→ What to produce
Find the lines holding the string "Number" in the data, then copy all of them.

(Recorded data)
==================================================

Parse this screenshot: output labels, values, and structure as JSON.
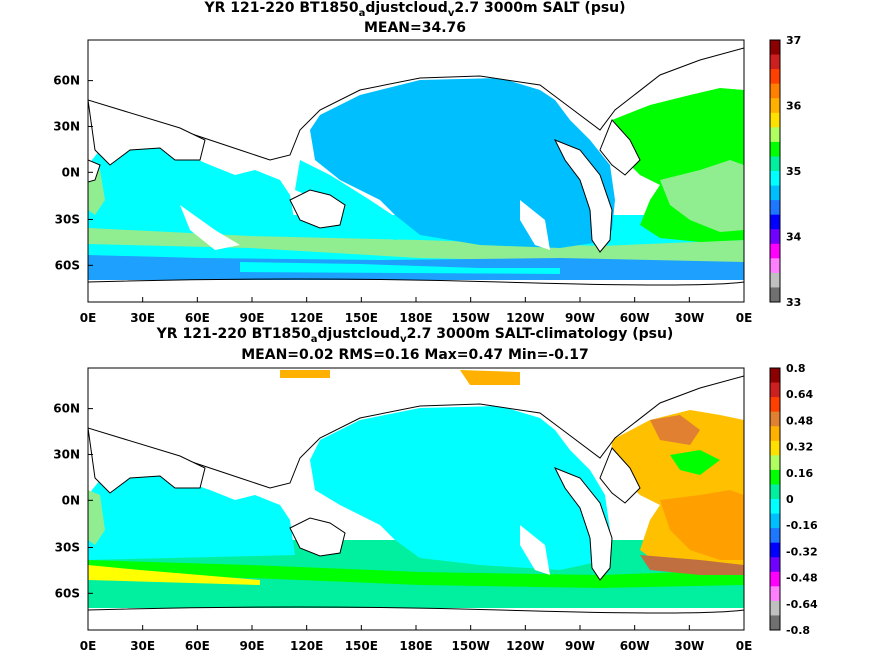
{
  "panels": [
    {
      "title": {
        "part1": "YR 121-220 BT1850",
        "sub1": "a",
        "part2": "djustcloud",
        "sub2": "v",
        "part3": "2.7 3000m SALT (psu)"
      },
      "stats": "MEAN=34.76",
      "colorbar": {
        "ticks": [
          "37",
          "36",
          "35",
          "34",
          "33"
        ],
        "colors": [
          "#8b0000",
          "#cc2020",
          "#ff4000",
          "#ff8000",
          "#ffb000",
          "#ffe000",
          "#b0ff60",
          "#00ff00",
          "#00f0a0",
          "#00ffff",
          "#00bfff",
          "#1e78ff",
          "#0000ff",
          "#7000ff",
          "#ff00ff",
          "#ff80ff",
          "#c0c0c0",
          "#707070"
        ]
      }
    },
    {
      "title": {
        "part1": "YR 121-220 BT1850",
        "sub1": "a",
        "part2": "djustcloud",
        "sub2": "v",
        "part3": "2.7 3000m SALT-climatology (psu)"
      },
      "stats": "MEAN=0.02   RMS=0.16   Max=0.47   Min=-0.17",
      "colorbar": {
        "ticks": [
          "0.8",
          "0.64",
          "0.48",
          "0.32",
          "0.16",
          "0",
          "-0.16",
          "-0.32",
          "-0.48",
          "-0.64",
          "-0.8"
        ],
        "colors": [
          "#8b0000",
          "#cc2020",
          "#ff4000",
          "#e08030",
          "#ffb000",
          "#ffe000",
          "#b0ff60",
          "#00ff00",
          "#00f0a0",
          "#00ffff",
          "#00bfff",
          "#1e78ff",
          "#0000ff",
          "#7000ff",
          "#ff00ff",
          "#ff80ff",
          "#c0c0c0",
          "#707070"
        ]
      }
    }
  ],
  "axes": {
    "lat_labels": [
      "60N",
      "30N",
      "0N",
      "30S",
      "60S"
    ],
    "lon_labels": [
      "0E",
      "30E",
      "60E",
      "90E",
      "120E",
      "150E",
      "180E",
      "150W",
      "120W",
      "90W",
      "60W",
      "30W",
      "0E"
    ]
  }
}
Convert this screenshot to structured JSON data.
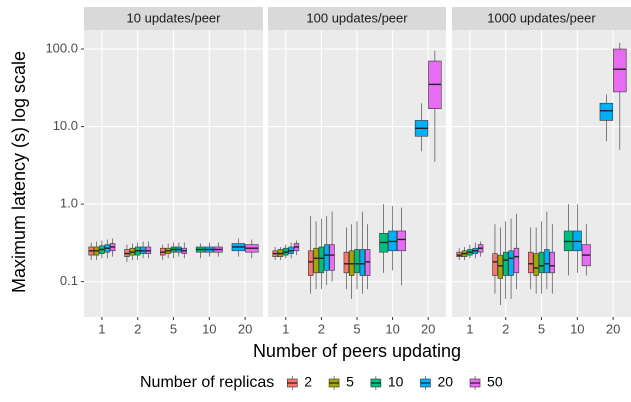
{
  "chart_data": [
    {
      "type": "box",
      "title": "10 updates/peer",
      "log_y": true,
      "grid": true,
      "ylim": [
        0.035,
        176
      ],
      "yticks": [
        {
          "value": 0.1,
          "label": "0.1"
        },
        {
          "value": 1,
          "label": "1.0"
        },
        {
          "value": 10,
          "label": "10.0"
        },
        {
          "value": 100,
          "label": "100.0"
        }
      ],
      "categories": [
        "1",
        "2",
        "5",
        "10",
        "20"
      ],
      "series": [
        {
          "name": "2",
          "color": "#F8766D",
          "low": [
            0.19,
            0.18,
            0.19,
            null,
            null
          ],
          "q1": [
            0.22,
            0.21,
            0.22,
            null,
            null
          ],
          "median": [
            0.25,
            0.23,
            0.24,
            null,
            null
          ],
          "q3": [
            0.28,
            0.26,
            0.27,
            null,
            null
          ],
          "high": [
            0.32,
            0.3,
            0.3,
            null,
            null
          ]
        },
        {
          "name": "5",
          "color": "#A3A500",
          "low": [
            0.19,
            0.19,
            0.2,
            null,
            null
          ],
          "q1": [
            0.22,
            0.22,
            0.23,
            null,
            null
          ],
          "median": [
            0.25,
            0.24,
            0.25,
            null,
            null
          ],
          "q3": [
            0.28,
            0.27,
            0.27,
            null,
            null
          ],
          "high": [
            0.33,
            0.31,
            0.31,
            null,
            null
          ]
        },
        {
          "name": "10",
          "color": "#00BF7D",
          "low": [
            0.2,
            0.19,
            0.2,
            0.2,
            null
          ],
          "q1": [
            0.23,
            0.22,
            0.24,
            0.24,
            null
          ],
          "median": [
            0.26,
            0.25,
            0.26,
            0.26,
            null
          ],
          "q3": [
            0.29,
            0.28,
            0.28,
            0.28,
            null
          ],
          "high": [
            0.34,
            0.32,
            0.32,
            0.31,
            null
          ]
        },
        {
          "name": "20",
          "color": "#00B0F6",
          "low": [
            0.2,
            0.2,
            0.21,
            0.21,
            0.21
          ],
          "q1": [
            0.24,
            0.23,
            0.24,
            0.24,
            0.25
          ],
          "median": [
            0.27,
            0.25,
            0.26,
            0.26,
            0.28
          ],
          "q3": [
            0.3,
            0.28,
            0.28,
            0.28,
            0.31
          ],
          "high": [
            0.35,
            0.33,
            0.32,
            0.32,
            0.36
          ]
        },
        {
          "name": "50",
          "color": "#E76BF3",
          "low": [
            0.21,
            0.2,
            0.2,
            0.21,
            0.2
          ],
          "q1": [
            0.25,
            0.23,
            0.23,
            0.24,
            0.24
          ],
          "median": [
            0.28,
            0.25,
            0.25,
            0.26,
            0.27
          ],
          "q3": [
            0.31,
            0.28,
            0.27,
            0.28,
            0.3
          ],
          "high": [
            0.36,
            0.33,
            0.32,
            0.32,
            0.35
          ]
        }
      ]
    },
    {
      "type": "box",
      "title": "100 updates/peer",
      "categories": [
        "1",
        "2",
        "5",
        "10",
        "20"
      ],
      "series": [
        {
          "name": "2",
          "color": "#F8766D",
          "low": [
            0.19,
            0.07,
            0.08,
            null,
            null
          ],
          "q1": [
            0.21,
            0.12,
            0.13,
            null,
            null
          ],
          "median": [
            0.23,
            0.18,
            0.17,
            null,
            null
          ],
          "q3": [
            0.25,
            0.25,
            0.24,
            null,
            null
          ],
          "high": [
            0.28,
            0.7,
            0.5,
            null,
            null
          ]
        },
        {
          "name": "5",
          "color": "#A3A500",
          "low": [
            0.19,
            0.08,
            0.06,
            null,
            null
          ],
          "q1": [
            0.21,
            0.13,
            0.12,
            null,
            null
          ],
          "median": [
            0.23,
            0.2,
            0.17,
            null,
            null
          ],
          "q3": [
            0.26,
            0.27,
            0.25,
            null,
            null
          ],
          "high": [
            0.28,
            0.6,
            0.55,
            null,
            null
          ]
        },
        {
          "name": "10",
          "color": "#00BF7D",
          "low": [
            0.2,
            0.08,
            0.08,
            0.13,
            null
          ],
          "q1": [
            0.22,
            0.13,
            0.13,
            0.24,
            null
          ],
          "median": [
            0.24,
            0.2,
            0.17,
            0.32,
            null
          ],
          "q3": [
            0.27,
            0.28,
            0.26,
            0.42,
            null
          ],
          "high": [
            0.3,
            0.65,
            0.6,
            1.0,
            null
          ]
        },
        {
          "name": "20",
          "color": "#00B0F6",
          "low": [
            0.2,
            0.09,
            0.07,
            0.14,
            4.8
          ],
          "q1": [
            0.23,
            0.14,
            0.12,
            0.25,
            7.5
          ],
          "median": [
            0.25,
            0.22,
            0.17,
            0.33,
            9.5
          ],
          "q3": [
            0.28,
            0.3,
            0.26,
            0.45,
            12
          ],
          "high": [
            0.32,
            0.7,
            0.8,
            0.95,
            20
          ]
        },
        {
          "name": "50",
          "color": "#E76BF3",
          "low": [
            0.22,
            0.1,
            0.08,
            0.09,
            3.5
          ],
          "q1": [
            0.25,
            0.14,
            0.12,
            0.25,
            17
          ],
          "median": [
            0.28,
            0.22,
            0.18,
            0.35,
            35
          ],
          "q3": [
            0.31,
            0.3,
            0.26,
            0.45,
            70
          ],
          "high": [
            0.34,
            0.8,
            0.55,
            0.9,
            95
          ]
        }
      ]
    },
    {
      "type": "box",
      "title": "1000 updates/peer",
      "categories": [
        "1",
        "2",
        "5",
        "10",
        "20"
      ],
      "series": [
        {
          "name": "2",
          "color": "#F8766D",
          "low": [
            0.19,
            0.07,
            0.08,
            null,
            null
          ],
          "q1": [
            0.21,
            0.12,
            0.13,
            null,
            null
          ],
          "median": [
            0.22,
            0.18,
            0.17,
            null,
            null
          ],
          "q3": [
            0.24,
            0.23,
            0.24,
            null,
            null
          ],
          "high": [
            0.27,
            0.55,
            0.5,
            null,
            null
          ]
        },
        {
          "name": "5",
          "color": "#A3A500",
          "low": [
            0.19,
            0.05,
            0.07,
            null,
            null
          ],
          "q1": [
            0.21,
            0.11,
            0.12,
            null,
            null
          ],
          "median": [
            0.23,
            0.16,
            0.15,
            null,
            null
          ],
          "q3": [
            0.25,
            0.22,
            0.23,
            null,
            null
          ],
          "high": [
            0.28,
            0.5,
            0.5,
            null,
            null
          ]
        },
        {
          "name": "10",
          "color": "#00BF7D",
          "low": [
            0.2,
            0.06,
            0.07,
            0.12,
            null
          ],
          "q1": [
            0.22,
            0.12,
            0.13,
            0.25,
            null
          ],
          "median": [
            0.24,
            0.19,
            0.16,
            0.33,
            null
          ],
          "q3": [
            0.26,
            0.24,
            0.24,
            0.45,
            null
          ],
          "high": [
            0.3,
            0.6,
            0.6,
            1.0,
            null
          ]
        },
        {
          "name": "20",
          "color": "#00B0F6",
          "low": [
            0.2,
            0.06,
            0.08,
            0.13,
            6.5
          ],
          "q1": [
            0.23,
            0.12,
            0.13,
            0.25,
            12
          ],
          "median": [
            0.25,
            0.2,
            0.17,
            0.33,
            16
          ],
          "q3": [
            0.27,
            0.25,
            0.26,
            0.45,
            20
          ],
          "high": [
            0.32,
            0.65,
            0.8,
            1.0,
            26
          ]
        },
        {
          "name": "50",
          "color": "#E76BF3",
          "low": [
            0.21,
            0.08,
            0.07,
            0.12,
            5
          ],
          "q1": [
            0.24,
            0.13,
            0.13,
            0.16,
            28
          ],
          "median": [
            0.27,
            0.21,
            0.16,
            0.22,
            55
          ],
          "q3": [
            0.3,
            0.27,
            0.24,
            0.3,
            100
          ],
          "high": [
            0.33,
            0.75,
            0.55,
            0.55,
            120
          ]
        }
      ]
    }
  ],
  "xlabel": "Number of peers updating",
  "ylabel": "Maximum latency (s) log scale",
  "legend_title": "Number of replicas"
}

==================================================

→ Final result
  "xlabel": "Number of peers updating",
  "legend_title": "Number of replicas"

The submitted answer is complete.